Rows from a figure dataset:

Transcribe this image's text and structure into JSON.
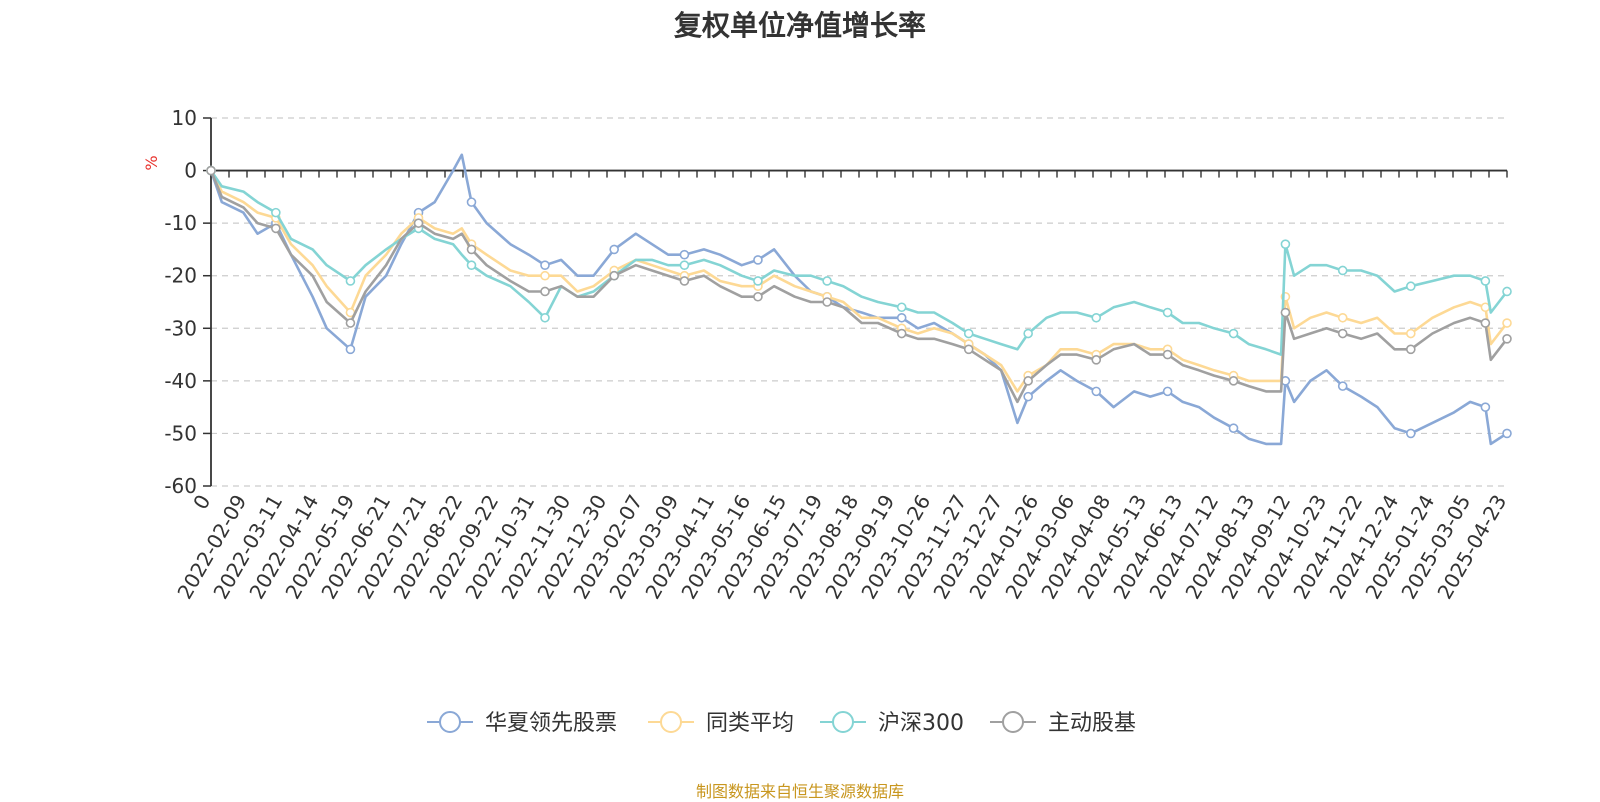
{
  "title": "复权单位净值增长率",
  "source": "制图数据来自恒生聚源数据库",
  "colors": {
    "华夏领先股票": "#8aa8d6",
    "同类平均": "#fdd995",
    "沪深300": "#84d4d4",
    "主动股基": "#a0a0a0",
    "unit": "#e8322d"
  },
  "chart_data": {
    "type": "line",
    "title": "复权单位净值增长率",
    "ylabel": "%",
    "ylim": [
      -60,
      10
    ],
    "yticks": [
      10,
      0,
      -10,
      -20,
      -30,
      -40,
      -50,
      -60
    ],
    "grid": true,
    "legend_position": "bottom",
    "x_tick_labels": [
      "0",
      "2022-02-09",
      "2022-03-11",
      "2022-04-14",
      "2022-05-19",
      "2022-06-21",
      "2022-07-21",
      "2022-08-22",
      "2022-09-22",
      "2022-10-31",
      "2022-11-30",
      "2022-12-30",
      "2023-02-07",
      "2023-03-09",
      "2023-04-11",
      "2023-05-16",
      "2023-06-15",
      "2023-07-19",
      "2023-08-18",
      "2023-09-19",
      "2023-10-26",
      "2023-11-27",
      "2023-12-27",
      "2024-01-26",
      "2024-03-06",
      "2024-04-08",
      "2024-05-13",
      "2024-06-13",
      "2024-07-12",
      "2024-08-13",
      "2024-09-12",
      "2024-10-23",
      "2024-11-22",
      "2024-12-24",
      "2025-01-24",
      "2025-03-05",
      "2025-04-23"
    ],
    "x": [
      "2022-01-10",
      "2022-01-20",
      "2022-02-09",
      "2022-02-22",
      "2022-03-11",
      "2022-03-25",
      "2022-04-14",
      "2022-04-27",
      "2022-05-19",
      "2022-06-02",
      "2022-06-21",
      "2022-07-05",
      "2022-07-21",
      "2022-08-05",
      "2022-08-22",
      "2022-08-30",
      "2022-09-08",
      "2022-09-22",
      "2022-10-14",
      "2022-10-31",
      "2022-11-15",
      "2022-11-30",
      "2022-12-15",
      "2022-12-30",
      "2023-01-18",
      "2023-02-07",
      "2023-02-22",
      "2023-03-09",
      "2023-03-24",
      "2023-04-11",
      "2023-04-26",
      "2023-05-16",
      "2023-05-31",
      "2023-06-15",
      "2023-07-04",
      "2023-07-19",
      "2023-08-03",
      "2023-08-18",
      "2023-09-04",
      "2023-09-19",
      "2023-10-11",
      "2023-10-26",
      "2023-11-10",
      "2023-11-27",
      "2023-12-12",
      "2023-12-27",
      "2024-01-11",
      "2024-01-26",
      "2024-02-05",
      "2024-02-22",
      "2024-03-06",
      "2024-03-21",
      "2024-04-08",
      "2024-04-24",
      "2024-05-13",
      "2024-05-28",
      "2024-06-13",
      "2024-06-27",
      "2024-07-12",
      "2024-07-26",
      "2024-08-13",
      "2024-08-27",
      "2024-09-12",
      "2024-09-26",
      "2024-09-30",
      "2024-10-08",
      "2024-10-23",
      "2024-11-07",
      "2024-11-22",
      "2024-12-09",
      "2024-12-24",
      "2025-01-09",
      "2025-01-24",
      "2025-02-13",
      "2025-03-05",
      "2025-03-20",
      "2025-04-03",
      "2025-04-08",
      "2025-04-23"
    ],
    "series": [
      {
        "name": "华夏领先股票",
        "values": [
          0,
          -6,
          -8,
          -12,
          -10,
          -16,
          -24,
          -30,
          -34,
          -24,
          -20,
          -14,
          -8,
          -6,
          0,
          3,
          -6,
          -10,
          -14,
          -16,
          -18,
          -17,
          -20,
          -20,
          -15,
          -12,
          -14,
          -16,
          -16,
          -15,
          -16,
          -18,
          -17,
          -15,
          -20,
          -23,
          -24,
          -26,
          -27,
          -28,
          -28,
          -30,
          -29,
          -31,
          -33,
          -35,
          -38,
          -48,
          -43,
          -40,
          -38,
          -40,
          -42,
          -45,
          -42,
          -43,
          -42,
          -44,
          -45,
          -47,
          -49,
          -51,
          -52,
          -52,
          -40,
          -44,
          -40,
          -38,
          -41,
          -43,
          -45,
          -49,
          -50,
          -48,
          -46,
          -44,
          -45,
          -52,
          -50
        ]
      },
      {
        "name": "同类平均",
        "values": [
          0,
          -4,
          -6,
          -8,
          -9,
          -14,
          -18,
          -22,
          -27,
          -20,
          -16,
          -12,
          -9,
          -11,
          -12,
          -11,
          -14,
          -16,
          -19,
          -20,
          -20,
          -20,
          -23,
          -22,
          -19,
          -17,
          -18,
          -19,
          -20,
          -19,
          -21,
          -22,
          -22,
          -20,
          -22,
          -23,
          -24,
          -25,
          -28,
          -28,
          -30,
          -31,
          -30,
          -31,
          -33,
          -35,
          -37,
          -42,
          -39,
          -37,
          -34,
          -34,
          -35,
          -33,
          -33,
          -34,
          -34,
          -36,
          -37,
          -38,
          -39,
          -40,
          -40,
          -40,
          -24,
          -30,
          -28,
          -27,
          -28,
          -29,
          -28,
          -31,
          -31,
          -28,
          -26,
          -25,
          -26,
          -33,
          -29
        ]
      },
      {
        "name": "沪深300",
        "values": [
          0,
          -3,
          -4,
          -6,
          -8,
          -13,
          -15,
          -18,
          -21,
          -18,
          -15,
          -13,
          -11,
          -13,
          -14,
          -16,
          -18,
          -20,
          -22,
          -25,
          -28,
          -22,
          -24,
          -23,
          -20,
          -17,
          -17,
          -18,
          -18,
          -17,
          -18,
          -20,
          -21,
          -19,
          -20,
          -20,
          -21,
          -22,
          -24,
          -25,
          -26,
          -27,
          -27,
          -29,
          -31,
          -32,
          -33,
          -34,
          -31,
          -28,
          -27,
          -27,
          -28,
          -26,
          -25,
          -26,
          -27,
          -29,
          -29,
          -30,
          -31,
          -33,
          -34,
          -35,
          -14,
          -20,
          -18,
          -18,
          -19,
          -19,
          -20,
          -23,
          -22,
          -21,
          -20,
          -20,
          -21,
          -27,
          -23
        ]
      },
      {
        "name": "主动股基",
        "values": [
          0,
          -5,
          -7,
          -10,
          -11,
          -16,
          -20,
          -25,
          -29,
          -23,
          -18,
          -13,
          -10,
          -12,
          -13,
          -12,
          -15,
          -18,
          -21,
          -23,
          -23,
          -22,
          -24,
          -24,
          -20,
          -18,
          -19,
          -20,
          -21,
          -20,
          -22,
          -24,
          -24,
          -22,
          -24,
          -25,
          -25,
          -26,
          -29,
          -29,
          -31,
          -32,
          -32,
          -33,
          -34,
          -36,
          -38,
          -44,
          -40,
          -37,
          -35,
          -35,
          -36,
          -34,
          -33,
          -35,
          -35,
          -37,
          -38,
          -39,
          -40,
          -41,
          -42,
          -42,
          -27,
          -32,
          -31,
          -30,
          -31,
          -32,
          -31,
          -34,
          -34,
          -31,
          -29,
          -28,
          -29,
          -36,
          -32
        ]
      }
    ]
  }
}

--

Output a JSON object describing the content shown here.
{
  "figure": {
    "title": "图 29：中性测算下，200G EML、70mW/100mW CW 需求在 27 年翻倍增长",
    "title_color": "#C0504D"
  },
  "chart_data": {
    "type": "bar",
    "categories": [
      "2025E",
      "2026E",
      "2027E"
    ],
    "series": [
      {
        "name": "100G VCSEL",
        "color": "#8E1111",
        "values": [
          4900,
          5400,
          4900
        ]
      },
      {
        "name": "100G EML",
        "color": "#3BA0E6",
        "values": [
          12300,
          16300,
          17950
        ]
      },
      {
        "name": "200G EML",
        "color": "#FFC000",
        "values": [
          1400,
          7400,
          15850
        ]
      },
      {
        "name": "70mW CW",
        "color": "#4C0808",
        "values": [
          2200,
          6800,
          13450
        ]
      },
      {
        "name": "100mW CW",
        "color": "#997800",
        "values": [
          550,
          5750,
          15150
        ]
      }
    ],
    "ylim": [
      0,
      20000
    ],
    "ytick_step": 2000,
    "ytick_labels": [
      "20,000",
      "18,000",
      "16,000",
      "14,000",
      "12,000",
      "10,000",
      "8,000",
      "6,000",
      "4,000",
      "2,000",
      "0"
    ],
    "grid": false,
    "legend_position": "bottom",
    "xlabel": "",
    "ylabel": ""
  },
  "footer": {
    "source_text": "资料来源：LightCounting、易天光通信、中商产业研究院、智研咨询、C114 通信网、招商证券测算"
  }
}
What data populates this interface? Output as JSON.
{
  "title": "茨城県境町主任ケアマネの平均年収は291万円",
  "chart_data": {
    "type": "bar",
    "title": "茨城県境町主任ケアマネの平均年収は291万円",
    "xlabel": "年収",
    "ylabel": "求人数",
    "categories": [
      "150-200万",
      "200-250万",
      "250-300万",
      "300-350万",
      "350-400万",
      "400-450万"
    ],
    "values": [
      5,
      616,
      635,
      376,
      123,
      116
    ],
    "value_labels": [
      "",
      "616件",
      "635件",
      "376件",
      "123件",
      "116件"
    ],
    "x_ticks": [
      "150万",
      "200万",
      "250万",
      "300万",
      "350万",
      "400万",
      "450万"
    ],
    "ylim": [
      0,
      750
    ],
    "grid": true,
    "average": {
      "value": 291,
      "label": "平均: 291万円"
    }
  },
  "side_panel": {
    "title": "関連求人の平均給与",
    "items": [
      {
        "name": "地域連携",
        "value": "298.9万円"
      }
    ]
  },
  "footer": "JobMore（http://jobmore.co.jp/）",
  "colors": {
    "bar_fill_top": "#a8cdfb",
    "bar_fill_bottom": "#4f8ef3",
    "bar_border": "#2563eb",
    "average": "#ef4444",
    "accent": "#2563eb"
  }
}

--

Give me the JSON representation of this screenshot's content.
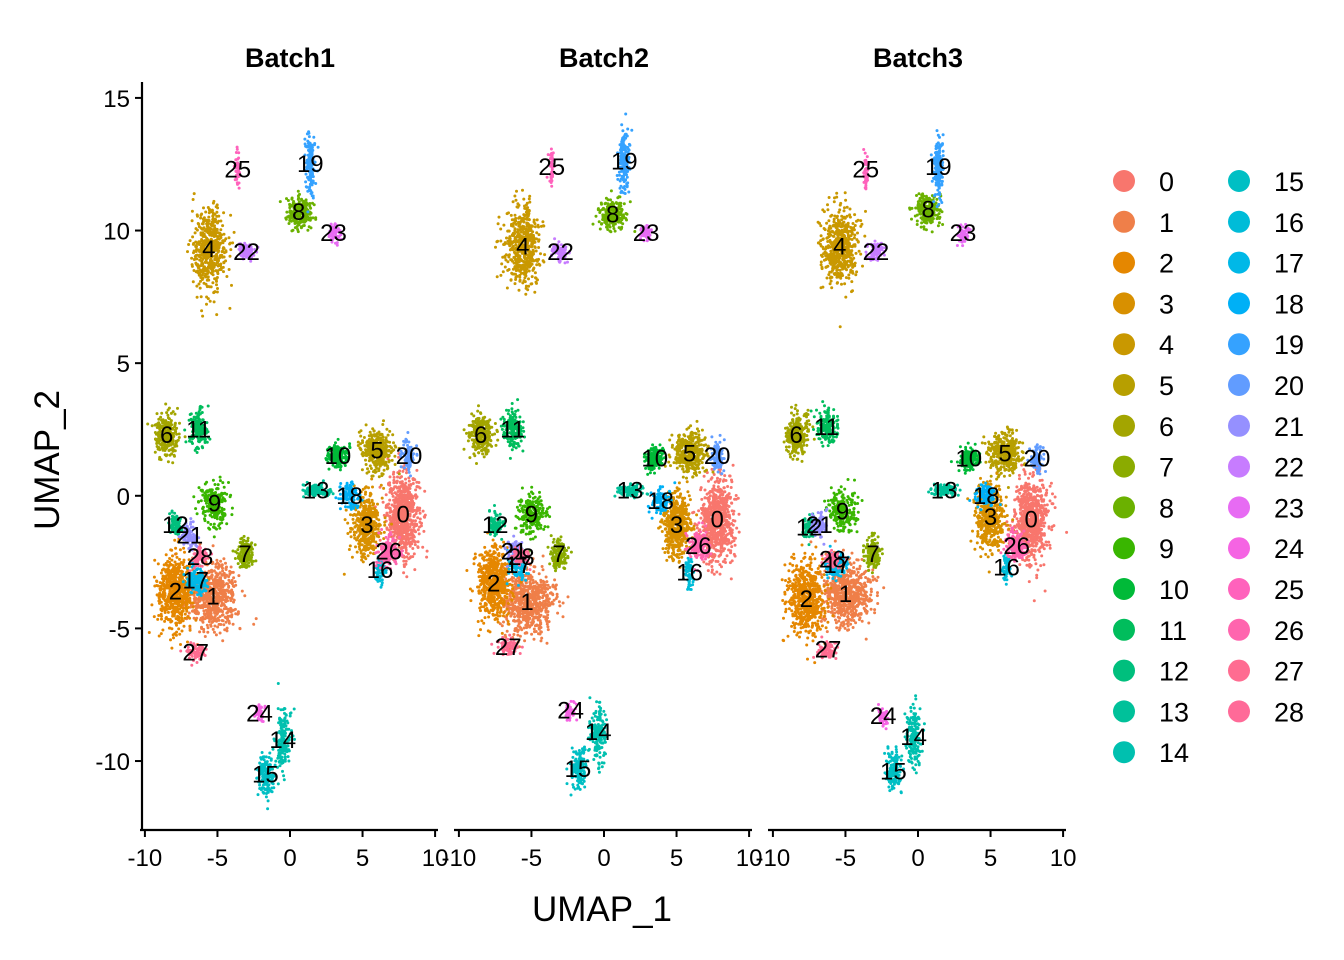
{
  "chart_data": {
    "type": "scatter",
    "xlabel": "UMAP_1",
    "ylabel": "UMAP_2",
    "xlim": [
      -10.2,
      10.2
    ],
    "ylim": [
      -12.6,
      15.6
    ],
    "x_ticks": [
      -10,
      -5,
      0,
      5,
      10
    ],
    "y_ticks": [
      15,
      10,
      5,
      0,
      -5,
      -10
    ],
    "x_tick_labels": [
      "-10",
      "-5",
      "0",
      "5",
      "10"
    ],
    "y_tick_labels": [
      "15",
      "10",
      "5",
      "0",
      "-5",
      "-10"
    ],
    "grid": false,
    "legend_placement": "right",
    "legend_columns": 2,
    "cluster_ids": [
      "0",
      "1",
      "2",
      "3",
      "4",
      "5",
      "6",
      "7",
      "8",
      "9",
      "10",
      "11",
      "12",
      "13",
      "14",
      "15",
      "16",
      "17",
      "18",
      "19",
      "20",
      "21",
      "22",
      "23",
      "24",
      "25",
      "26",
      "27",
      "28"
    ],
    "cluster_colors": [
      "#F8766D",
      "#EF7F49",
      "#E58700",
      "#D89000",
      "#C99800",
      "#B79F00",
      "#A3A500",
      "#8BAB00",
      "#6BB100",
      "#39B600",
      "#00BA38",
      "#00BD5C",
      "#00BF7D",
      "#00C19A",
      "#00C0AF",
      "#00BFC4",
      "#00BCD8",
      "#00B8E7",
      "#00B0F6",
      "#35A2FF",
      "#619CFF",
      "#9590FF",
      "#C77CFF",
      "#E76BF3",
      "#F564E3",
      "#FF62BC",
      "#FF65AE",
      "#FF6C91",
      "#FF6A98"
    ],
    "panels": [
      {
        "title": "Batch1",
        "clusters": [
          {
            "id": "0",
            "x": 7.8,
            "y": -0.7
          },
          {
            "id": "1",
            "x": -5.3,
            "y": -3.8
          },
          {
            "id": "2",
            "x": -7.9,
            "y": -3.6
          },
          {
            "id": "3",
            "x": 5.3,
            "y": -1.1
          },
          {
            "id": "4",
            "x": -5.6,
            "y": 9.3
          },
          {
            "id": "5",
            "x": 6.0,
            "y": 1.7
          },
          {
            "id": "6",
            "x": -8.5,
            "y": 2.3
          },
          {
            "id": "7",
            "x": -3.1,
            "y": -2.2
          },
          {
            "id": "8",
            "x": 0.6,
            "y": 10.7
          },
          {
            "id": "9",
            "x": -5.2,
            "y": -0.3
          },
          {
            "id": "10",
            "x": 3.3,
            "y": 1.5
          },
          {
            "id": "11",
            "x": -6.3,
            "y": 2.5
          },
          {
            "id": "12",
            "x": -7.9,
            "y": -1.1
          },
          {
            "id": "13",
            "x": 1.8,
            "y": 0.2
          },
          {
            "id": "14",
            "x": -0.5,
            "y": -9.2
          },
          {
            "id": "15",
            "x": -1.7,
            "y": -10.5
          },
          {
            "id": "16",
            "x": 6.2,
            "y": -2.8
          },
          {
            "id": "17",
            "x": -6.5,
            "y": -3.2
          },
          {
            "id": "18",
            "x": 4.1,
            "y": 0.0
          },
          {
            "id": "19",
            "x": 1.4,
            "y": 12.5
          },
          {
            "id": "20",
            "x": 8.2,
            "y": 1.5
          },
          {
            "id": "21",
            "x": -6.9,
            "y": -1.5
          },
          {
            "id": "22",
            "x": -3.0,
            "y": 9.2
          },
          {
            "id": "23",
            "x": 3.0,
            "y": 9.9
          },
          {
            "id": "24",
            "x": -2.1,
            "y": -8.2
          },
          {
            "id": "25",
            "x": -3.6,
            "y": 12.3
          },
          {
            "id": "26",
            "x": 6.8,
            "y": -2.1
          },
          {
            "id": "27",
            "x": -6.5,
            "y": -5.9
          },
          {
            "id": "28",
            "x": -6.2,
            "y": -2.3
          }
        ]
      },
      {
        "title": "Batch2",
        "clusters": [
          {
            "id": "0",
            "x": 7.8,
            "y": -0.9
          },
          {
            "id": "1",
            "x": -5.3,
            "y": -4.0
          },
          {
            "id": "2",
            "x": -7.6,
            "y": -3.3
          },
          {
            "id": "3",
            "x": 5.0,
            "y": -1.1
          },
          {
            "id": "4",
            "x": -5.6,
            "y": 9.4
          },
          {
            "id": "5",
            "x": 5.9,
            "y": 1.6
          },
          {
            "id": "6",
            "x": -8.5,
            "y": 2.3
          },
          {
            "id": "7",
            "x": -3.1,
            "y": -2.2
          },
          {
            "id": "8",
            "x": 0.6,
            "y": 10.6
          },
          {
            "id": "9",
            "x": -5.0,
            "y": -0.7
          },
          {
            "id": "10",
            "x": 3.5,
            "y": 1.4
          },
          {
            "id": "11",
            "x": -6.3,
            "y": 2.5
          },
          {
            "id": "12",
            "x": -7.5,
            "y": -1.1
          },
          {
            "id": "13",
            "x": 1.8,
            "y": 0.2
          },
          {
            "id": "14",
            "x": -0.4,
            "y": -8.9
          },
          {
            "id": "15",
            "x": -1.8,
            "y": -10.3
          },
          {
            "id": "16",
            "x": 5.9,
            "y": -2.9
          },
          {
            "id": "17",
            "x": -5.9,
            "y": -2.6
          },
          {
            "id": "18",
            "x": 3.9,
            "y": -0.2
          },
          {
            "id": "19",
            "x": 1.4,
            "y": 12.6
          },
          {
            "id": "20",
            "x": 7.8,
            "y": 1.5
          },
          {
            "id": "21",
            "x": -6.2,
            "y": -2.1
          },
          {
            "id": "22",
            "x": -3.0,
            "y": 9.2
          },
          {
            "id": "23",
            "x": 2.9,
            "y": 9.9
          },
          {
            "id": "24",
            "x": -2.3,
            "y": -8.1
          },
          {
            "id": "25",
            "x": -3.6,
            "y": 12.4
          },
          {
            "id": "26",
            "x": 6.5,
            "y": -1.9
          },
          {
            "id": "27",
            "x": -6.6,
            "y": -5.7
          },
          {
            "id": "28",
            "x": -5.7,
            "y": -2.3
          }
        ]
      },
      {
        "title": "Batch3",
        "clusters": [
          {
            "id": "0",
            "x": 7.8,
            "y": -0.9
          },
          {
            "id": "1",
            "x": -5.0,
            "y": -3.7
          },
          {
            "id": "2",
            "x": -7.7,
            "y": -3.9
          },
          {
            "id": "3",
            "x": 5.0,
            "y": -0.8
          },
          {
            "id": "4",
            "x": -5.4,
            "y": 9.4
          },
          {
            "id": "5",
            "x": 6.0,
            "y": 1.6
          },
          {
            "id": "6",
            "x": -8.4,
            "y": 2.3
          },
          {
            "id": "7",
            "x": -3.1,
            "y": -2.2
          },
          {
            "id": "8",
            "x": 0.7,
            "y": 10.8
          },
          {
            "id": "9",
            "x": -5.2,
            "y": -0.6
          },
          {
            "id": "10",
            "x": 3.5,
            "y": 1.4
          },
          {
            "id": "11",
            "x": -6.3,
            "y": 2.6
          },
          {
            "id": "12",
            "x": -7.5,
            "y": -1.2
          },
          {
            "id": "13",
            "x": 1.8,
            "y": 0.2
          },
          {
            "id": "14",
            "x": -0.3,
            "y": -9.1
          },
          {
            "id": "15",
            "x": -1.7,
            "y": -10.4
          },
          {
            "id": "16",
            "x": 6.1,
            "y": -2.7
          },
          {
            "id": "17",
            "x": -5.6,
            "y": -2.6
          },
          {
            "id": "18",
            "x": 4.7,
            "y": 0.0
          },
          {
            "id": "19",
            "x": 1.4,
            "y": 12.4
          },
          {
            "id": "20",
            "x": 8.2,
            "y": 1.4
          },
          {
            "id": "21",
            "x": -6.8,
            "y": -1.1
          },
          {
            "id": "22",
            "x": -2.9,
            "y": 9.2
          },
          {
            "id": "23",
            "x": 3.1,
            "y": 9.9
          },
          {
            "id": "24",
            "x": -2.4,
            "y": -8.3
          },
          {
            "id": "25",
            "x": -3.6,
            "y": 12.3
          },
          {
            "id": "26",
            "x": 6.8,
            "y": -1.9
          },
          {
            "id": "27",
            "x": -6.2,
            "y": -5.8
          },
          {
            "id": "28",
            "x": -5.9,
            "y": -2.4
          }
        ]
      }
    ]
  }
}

*Your objective:* Search the listing for the string "Output". Copy each line where it turns up.

*Answer:*
Output a JSON object describing the content shown here.
What data populates this interface? Output as JSON.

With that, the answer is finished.